Task description: Reproduce the records below in their entirety, character for character.

Begin Excerpted data

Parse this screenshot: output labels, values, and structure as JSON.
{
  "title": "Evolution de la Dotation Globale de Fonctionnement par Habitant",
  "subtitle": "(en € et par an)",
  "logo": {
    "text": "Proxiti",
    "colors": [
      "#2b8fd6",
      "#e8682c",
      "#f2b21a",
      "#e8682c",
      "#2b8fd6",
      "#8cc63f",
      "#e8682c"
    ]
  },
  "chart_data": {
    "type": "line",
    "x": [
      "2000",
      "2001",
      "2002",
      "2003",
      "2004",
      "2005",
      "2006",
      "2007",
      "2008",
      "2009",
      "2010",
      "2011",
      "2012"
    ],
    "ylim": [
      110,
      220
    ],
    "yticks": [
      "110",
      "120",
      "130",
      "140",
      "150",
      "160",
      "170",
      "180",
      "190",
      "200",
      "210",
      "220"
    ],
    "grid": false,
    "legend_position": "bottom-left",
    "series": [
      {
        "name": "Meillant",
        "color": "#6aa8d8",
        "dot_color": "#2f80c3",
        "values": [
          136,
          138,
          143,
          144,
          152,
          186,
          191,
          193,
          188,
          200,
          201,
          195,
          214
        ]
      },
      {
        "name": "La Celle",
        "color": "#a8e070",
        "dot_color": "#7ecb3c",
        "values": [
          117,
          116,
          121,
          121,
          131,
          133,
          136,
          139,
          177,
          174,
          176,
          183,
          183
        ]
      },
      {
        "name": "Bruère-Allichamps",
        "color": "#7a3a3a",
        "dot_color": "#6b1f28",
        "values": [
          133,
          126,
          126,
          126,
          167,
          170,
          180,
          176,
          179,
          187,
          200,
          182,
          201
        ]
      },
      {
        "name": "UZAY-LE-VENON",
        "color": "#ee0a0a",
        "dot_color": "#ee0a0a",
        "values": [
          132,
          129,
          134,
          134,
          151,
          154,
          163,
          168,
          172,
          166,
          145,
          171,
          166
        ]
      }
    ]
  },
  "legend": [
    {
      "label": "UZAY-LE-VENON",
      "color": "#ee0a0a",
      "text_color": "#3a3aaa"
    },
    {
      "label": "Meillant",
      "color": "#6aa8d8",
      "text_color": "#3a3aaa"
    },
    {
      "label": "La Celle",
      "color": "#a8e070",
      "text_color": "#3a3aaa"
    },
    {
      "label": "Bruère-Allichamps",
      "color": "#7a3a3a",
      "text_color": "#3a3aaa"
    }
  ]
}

End Excerpted data

Expected answer:
Parse this screenshot: output labels, values, and structure as JSON.
{
  "title": "Evolution de la Dotation Globale de Fonctionnement par Habitant",
  "subtitle": "(en € et par an)",
  "logo": {
    "text": "Proxiti",
    "colors": [
      "#2b8fd6",
      "#e8682c",
      "#f2b21a",
      "#e8682c",
      "#2b8fd6",
      "#8cc63f",
      "#e8682c"
    ]
  },
  "chart_data": {
    "type": "line",
    "x": [
      "2000",
      "2001",
      "2002",
      "2003",
      "2004",
      "2005",
      "2006",
      "2007",
      "2008",
      "2009",
      "2010",
      "2011",
      "2012"
    ],
    "ylim": [
      110,
      220
    ],
    "yticks": [
      "110",
      "120",
      "130",
      "140",
      "150",
      "160",
      "170",
      "180",
      "190",
      "200",
      "210",
      "220"
    ],
    "grid": false,
    "legend_position": "bottom-left",
    "series": [
      {
        "name": "Meillant",
        "color": "#6aa8d8",
        "dot_color": "#2f80c3",
        "values": [
          136,
          138,
          143,
          144,
          152,
          186,
          191,
          193,
          188,
          200,
          201,
          195,
          214
        ]
      },
      {
        "name": "La Celle",
        "color": "#a8e070",
        "dot_color": "#7ecb3c",
        "values": [
          117,
          116,
          121,
          121,
          131,
          133,
          136,
          139,
          177,
          174,
          176,
          183,
          183
        ]
      },
      {
        "name": "Bruère-Allichamps",
        "color": "#7a3a3a",
        "dot_color": "#6b1f28",
        "values": [
          133,
          126,
          126,
          126,
          167,
          170,
          180,
          176,
          179,
          187,
          200,
          182,
          201
        ]
      },
      {
        "name": "UZAY-LE-VENON",
        "color": "#ee0a0a",
        "dot_color": "#ee0a0a",
        "values": [
          132,
          129,
          134,
          134,
          151,
          154,
          163,
          168,
          172,
          166,
          145,
          171,
          166
        ]
      }
    ]
  },
  "legend": [
    {
      "label": "UZAY-LE-VENON",
      "color": "#ee0a0a",
      "text_color": "#3a3aaa"
    },
    {
      "label": "Meillant",
      "color": "#6aa8d8",
      "text_color": "#3a3aaa"
    },
    {
      "label": "La Celle",
      "color": "#a8e070",
      "text_color": "#3a3aaa"
    },
    {
      "label": "Bruère-Allichamps",
      "color": "#7a3a3a",
      "text_color": "#3a3aaa"
    }
  ]
}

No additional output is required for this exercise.